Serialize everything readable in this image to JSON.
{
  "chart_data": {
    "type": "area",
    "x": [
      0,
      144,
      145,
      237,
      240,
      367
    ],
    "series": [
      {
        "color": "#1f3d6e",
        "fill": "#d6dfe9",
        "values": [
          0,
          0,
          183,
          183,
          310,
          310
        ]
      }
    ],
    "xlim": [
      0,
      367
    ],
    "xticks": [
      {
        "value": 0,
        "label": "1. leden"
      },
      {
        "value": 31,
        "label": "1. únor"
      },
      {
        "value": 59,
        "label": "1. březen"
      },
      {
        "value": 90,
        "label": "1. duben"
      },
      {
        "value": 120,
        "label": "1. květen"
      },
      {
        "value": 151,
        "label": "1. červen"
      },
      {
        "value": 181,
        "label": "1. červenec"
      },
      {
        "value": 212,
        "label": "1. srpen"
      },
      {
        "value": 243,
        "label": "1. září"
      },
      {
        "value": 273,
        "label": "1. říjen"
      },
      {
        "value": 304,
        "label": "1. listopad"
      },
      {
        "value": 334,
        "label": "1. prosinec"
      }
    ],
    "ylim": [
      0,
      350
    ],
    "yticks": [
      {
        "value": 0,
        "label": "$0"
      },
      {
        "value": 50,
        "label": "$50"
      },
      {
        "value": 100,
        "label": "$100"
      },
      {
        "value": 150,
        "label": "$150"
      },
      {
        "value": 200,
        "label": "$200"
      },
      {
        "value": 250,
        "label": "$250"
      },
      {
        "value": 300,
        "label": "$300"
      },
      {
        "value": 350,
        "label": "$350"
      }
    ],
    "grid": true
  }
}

###

* EXERCISE DETAILS *
Repeat all of the records above exactly as written.

* OUTPUT OF THE EXERCISE *
Serialize everything readable in this image to JSON.
{
  "chart_data": {
    "type": "area",
    "x": [
      0,
      144,
      145,
      237,
      240,
      367
    ],
    "series": [
      {
        "color": "#1f3d6e",
        "fill": "#d6dfe9",
        "values": [
          0,
          0,
          183,
          183,
          310,
          310
        ]
      }
    ],
    "xlim": [
      0,
      367
    ],
    "xticks": [
      {
        "value": 0,
        "label": "1. leden"
      },
      {
        "value": 31,
        "label": "1. únor"
      },
      {
        "value": 59,
        "label": "1. březen"
      },
      {
        "value": 90,
        "label": "1. duben"
      },
      {
        "value": 120,
        "label": "1. květen"
      },
      {
        "value": 151,
        "label": "1. červen"
      },
      {
        "value": 181,
        "label": "1. červenec"
      },
      {
        "value": 212,
        "label": "1. srpen"
      },
      {
        "value": 243,
        "label": "1. září"
      },
      {
        "value": 273,
        "label": "1. říjen"
      },
      {
        "value": 304,
        "label": "1. listopad"
      },
      {
        "value": 334,
        "label": "1. prosinec"
      }
    ],
    "ylim": [
      0,
      350
    ],
    "yticks": [
      {
        "value": 0,
        "label": "$0"
      },
      {
        "value": 50,
        "label": "$50"
      },
      {
        "value": 100,
        "label": "$100"
      },
      {
        "value": 150,
        "label": "$150"
      },
      {
        "value": 200,
        "label": "$200"
      },
      {
        "value": 250,
        "label": "$250"
      },
      {
        "value": 300,
        "label": "$300"
      },
      {
        "value": 350,
        "label": "$350"
      }
    ],
    "grid": true
  }
}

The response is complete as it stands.